CONSIGNES:
1/ Mets dans une liste JSON de chaînes, une chaîne par ligne et sans les lignes vides, toutes les lignes de données, de la toute première jusqu'à celle qui contient « Text: 19: 19: [102, 272, 113, 281] », incluse.
2/ Écris la suite de l'article sur le job dating sportif de Verneuil-sur-Seine, à partir de sa dernière phrase.
═══ TEXTE
C’est avec le sourire que la centaine de participants se presse sur le terrain du complexe sportif François Pons de Verneuil-sur-Seine, ce jeudi 16 mars. Il est près de 10h30 quand l’échauffement démarre en musique, sous les instructions d’un membre de la Ligue de l’Île-de-France d’Athlétisme. Montées de genoux, flexions, étirements… Croyez-le ou non, mais tout ce petit monde, équipé de dossards, s’apprête bel et bien à participer à un job dating.
Oui, cela peut paraître inhabituel de commencer une journée de recrutement par ces exercices physiques. Mais ce n’est pas tout : recruteurs et demandeurs d’emploi y participent tous ensemble, et ce dans l’anonymat. Associés en équipe, ils participent alors à une matinée sportive allant de la course au lancer de poids en passant par des activités ludiques comme des quiz.
Baptisée « Du stade vers l’emploi » et créée en 2020, cette opération nationale menée par Pôle emploi et la Fédération Française d’Athlétisme, en partenariat avec la Région et la Ville de Verneuil-sur-Seine, troque le CV et la lettre de motivation pour le short et les baskets. Une façon de recruter innovante, car après cette matinée sportive, l’anonymat est levé pour faire place aux entretiens d’embauches durant toute l’après-midi.
« On bouscule les codes, se satisfait Éric Haddad, directeur de l’agence Pôle Emploi de Poissy. On veut recruter autrement, c’est une volonté qu’on a en interne. Les recrutements classiques prennent du temps, il faut sélectionner les candidats, organiser les rendez-vous… Alors que là, on a plusieurs dizaines de candidats qui sont prêts à passer immédiatement les entretiens. Et quand on connaît le calendrier chargé des entreprises, c’est avantageux ». Les postulants ont été pré-sélectionnés en amont par l’agence pisciacaise de Pôle emploi, en fonction des postes proposés par les entreprises, collectivités et administrations participantes.
L’anonymat et la rencontre autour des valeurs du sport permettent également de briser la glace entre les demandeurs d’emploi et les recruteurs, comme le souligne François Boisgibault, directeur général de la Ligue d’Île-de-France d’Athlétisme. « Ce n’est pas toujours facile de candidater juste avec son CV. Ici, les gens viennent et sont eux-mêmes. Notre objectif à nous, c’est de promouvoir les valeurs du sport que sont le partage et l’esprit d’équipe. Ça peut aider à trouver un emploi ! Il faut être soi-même et ne pas tricher. Et ça, le recruteur le remarquera ». Ce n’est pas pour autant qu’il faut voir cette matinée sportive comme une compétition : ce qui compte pour les recruteurs, c’est le respect des consignes, le volontariat, le leadership ou encore le sens du collectif montré au fil des différents ateliers.
══════
═══ LIGNES
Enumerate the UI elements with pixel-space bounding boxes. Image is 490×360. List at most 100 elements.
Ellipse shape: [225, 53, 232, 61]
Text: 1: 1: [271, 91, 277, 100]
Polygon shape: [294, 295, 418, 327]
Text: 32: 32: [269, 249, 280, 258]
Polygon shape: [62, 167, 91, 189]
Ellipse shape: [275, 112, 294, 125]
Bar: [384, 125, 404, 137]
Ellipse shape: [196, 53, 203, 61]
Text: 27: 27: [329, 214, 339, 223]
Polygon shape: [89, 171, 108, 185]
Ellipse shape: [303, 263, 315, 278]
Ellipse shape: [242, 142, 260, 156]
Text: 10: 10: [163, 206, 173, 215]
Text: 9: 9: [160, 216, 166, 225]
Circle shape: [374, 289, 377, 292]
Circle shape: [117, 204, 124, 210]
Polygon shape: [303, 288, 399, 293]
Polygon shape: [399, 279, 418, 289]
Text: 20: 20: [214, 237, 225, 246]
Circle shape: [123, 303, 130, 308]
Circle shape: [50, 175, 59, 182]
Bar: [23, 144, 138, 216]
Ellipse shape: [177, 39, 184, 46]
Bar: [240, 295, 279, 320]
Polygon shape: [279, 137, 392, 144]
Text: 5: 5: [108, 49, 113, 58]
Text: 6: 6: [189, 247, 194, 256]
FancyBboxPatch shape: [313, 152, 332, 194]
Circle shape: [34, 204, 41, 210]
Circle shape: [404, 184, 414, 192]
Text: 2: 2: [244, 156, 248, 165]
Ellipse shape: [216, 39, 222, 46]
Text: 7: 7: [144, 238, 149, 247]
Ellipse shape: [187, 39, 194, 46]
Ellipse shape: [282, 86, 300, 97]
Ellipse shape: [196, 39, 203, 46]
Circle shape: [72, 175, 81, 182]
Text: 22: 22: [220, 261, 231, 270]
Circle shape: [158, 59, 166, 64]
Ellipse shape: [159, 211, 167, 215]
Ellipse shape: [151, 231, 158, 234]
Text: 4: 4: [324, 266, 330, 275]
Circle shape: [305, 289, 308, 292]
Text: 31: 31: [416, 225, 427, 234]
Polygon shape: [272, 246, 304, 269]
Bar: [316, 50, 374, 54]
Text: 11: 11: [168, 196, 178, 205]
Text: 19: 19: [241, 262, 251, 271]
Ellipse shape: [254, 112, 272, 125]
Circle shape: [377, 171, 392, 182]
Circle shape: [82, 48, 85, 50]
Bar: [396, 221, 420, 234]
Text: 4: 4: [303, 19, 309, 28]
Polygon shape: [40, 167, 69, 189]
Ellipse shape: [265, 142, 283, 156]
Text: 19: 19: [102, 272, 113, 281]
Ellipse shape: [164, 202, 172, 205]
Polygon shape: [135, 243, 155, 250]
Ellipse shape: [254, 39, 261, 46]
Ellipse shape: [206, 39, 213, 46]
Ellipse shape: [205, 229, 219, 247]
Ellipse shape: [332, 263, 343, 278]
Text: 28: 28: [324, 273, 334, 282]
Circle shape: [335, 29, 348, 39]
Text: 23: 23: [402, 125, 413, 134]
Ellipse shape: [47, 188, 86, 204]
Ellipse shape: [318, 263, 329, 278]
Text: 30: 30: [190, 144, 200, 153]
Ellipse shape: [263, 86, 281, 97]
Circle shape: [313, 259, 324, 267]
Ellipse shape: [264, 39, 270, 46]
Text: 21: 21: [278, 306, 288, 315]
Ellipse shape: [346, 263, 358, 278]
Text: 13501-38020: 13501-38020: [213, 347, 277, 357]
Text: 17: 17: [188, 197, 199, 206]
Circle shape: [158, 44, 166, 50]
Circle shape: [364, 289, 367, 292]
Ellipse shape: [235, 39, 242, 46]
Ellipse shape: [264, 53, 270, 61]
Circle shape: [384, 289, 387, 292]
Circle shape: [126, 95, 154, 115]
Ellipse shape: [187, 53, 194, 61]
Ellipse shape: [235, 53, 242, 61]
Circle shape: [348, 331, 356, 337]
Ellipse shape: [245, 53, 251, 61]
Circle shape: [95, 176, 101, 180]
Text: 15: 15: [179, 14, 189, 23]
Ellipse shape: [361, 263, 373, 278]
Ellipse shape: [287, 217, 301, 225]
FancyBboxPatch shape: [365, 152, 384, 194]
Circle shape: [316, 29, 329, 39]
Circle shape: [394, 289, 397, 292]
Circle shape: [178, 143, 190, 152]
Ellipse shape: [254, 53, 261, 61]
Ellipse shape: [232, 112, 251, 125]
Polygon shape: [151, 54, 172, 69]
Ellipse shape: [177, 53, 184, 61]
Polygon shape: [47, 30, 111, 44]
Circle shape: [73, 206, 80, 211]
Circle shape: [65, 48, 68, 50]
══════
RÉPONSES:
1/
[
  "Enumerate the UI elements with pixel-space bounding boxes. Image is 490×360. List at most 100 elements.",
  "Ellipse shape: [225, 53, 232, 61]",
  "Text: 1: 1: [271, 91, 277, 100]",
  "Polygon shape: [294, 295, 418, 327]",
  "Text: 32: 32: [269, 249, 280, 258]",
  "Polygon shape: [62, 167, 91, 189]",
  "Ellipse shape: [275, 112, 294, 125]",
  "Bar: [384, 125, 404, 137]",
  "Ellipse shape: [196, 53, 203, 61]",
  "Text: 27: 27: [329, 214, 339, 223]",
  "Polygon shape: [89, 171, 108, 185]",
  "Ellipse shape: [303, 263, 315, 278]",
  "Ellipse shape: [242, 142, 260, 156]",
  "Text: 10: 10: [163, 206, 173, 215]",
  "Text: 9: 9: [160, 216, 166, 225]",
  "Circle shape: [374, 289, 377, 292]",
  "Circle shape: [117, 204, 124, 210]",
  "Polygon shape: [303, 288, 399, 293]",
  "Polygon shape: [399, 279, 418, 289]",
  "Text: 20: 20: [214, 237, 225, 246]",
  "Circle shape: [123, 303, 130, 308]",
  "Circle shape: [50, 175, 59, 182]",
  "Bar: [23, 144, 138, 216]",
  "Ellipse shape: [177, 39, 184, 46]",
  "Bar: [240, 295, 279, 320]",
  "Polygon shape: [279, 137, 392, 144]",
  "Text: 5: 5: [108, 49, 113, 58]",
  "Text: 6: 6: [189, 247, 194, 256]",
  "FancyBboxPatch shape: [313, 152, 332, 194]",
  "Circle shape: [34, 204, 41, 210]",
  "Circle shape: [404, 184, 414, 192]",
  "Text: 2: 2: [244, 156, 248, 165]",
  "Ellipse shape: [216, 39, 222, 46]",
  "Text: 7: 7: [144, 238, 149, 247]",
  "Ellipse shape: [187, 39, 194, 46]",
  "Ellipse shape: [282, 86, 300, 97]",
  "Ellipse shape: [196, 39, 203, 46]",
  "Circle shape: [72, 175, 81, 182]",
  "Text: 22: 22: [220, 261, 231, 270]",
  "Circle shape: [158, 59, 166, 64]",
  "Ellipse shape: [159, 211, 167, 215]",
  "Ellipse shape: [151, 231, 158, 234]",
  "Text: 4: 4: [324, 266, 330, 275]",
  "Circle shape: [305, 289, 308, 292]",
  "Text: 31: 31: [416, 225, 427, 234]",
  "Polygon shape: [272, 246, 304, 269]",
  "Bar: [316, 50, 374, 54]",
  "Text: 11: 11: [168, 196, 178, 205]",
  "Text: 19: 19: [241, 262, 251, 271]",
  "Ellipse shape: [254, 112, 272, 125]",
  "Circle shape: [377, 171, 392, 182]",
  "Circle shape: [82, 48, 85, 50]",
  "Bar: [396, 221, 420, 234]",
  "Text: 4: 4: [303, 19, 309, 28]",
  "Polygon shape: [40, 167, 69, 189]",
  "Ellipse shape: [265, 142, 283, 156]",
  "Text: 19: 19: [102, 272, 113, 281]"
]

2/
L’anonymat permet surtout de mettre tous les participants sur un pied d’égalité, si bien que tout le monde se tutoie. De quoi mettre en confiance les 122 demandeurs d’emploi qui étaient présents dès 8h sur les lieux. Cette complicité nouée durant la matinée permet alors des échanges plus spontanés. « Quand les candidats sont arrivés, on les voyait souriants avec leur tenue de sport, s’enthousiasme Éric Haddad. C’est bien de les voir avec le sourire à l’idée de rencontrer des recruteurs ! Quand on le fait autour d’un ballon ou sur une piste d’athlétisme, on est soi-même. Et quand on a joué à côté de quelqu’un toute une matinée, on a moins d’appréhension à vouloir se vendre ».
Au total, des recruteurs de 12 entreprises étaient présents pour l’événement, parmi lesquelles Lidl (préparateur de commandes, employé libre-service), Keolis (conducteur de bus), Lousantos (Agents d’accueil) ou des agences d’intérim comme Supplay ou Interinser. Même la gendarmerie nationale, le Département et la Ville de Verneuil ont dépêché des recruteurs sur place pour participer à cette journée, où une quarantaine de postes était à pourvoir. À l’arrivée, tous étaient satisfaits du nombre de potentiels candidats ayant postulé à leurs offres.
« Avec 122 candidats pour 12 entreprises, on est sur un ratio cohérent, analyse Éric Haddad. Parfois, on est sur 1 poste pour 500 candidatures ». À l’issue des opérations « Du stade vers l’emploi », environ 60 % des candidats finissent la journée avec un travail. « D’habitude, il y a toujours l’attente où on se demande si c’est passé, si on obtiendra un entretien, ou ne serait-ce qu’une réponse. Là, on fait venir directement les entreprises à eux ».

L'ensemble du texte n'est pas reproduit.